## PROBLEM TO SOLVE
Find the lines below that contain the string "anos". Copy each one.

## MATERIAL FOR THE TASK
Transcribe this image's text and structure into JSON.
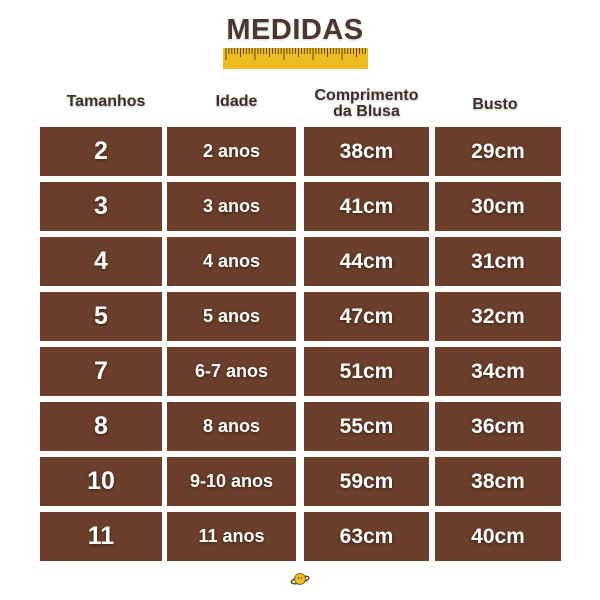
{
  "title": "MEDIDAS",
  "colors": {
    "cell": "#6b3f2b",
    "title": "#4a3733",
    "ruler": "#efbb22"
  },
  "headers": [
    "Tamanhos",
    "Idade",
    "Comprimento da Blusa",
    "Busto"
  ],
  "rows": [
    [
      "2",
      "2 anos",
      "38cm",
      "29cm"
    ],
    [
      "3",
      "3 anos",
      "41cm",
      "30cm"
    ],
    [
      "4",
      "4 anos",
      "44cm",
      "31cm"
    ],
    [
      "5",
      "5 anos",
      "47cm",
      "32cm"
    ],
    [
      "7",
      "6-7 anos",
      "51cm",
      "34cm"
    ],
    [
      "8",
      "8 anos",
      "55cm",
      "36cm"
    ],
    [
      "10",
      "9-10 anos",
      "59cm",
      "38cm"
    ],
    [
      "11",
      "11 anos",
      "63cm",
      "40cm"
    ]
  ],
  "logo_icon": "planet-icon"
}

## ANSWER
      "2 anos",
      "3 anos",
      "4 anos",
      "5 anos",
      "6-7 anos",
      "8 anos",
      "9-10 anos",
      "11 anos",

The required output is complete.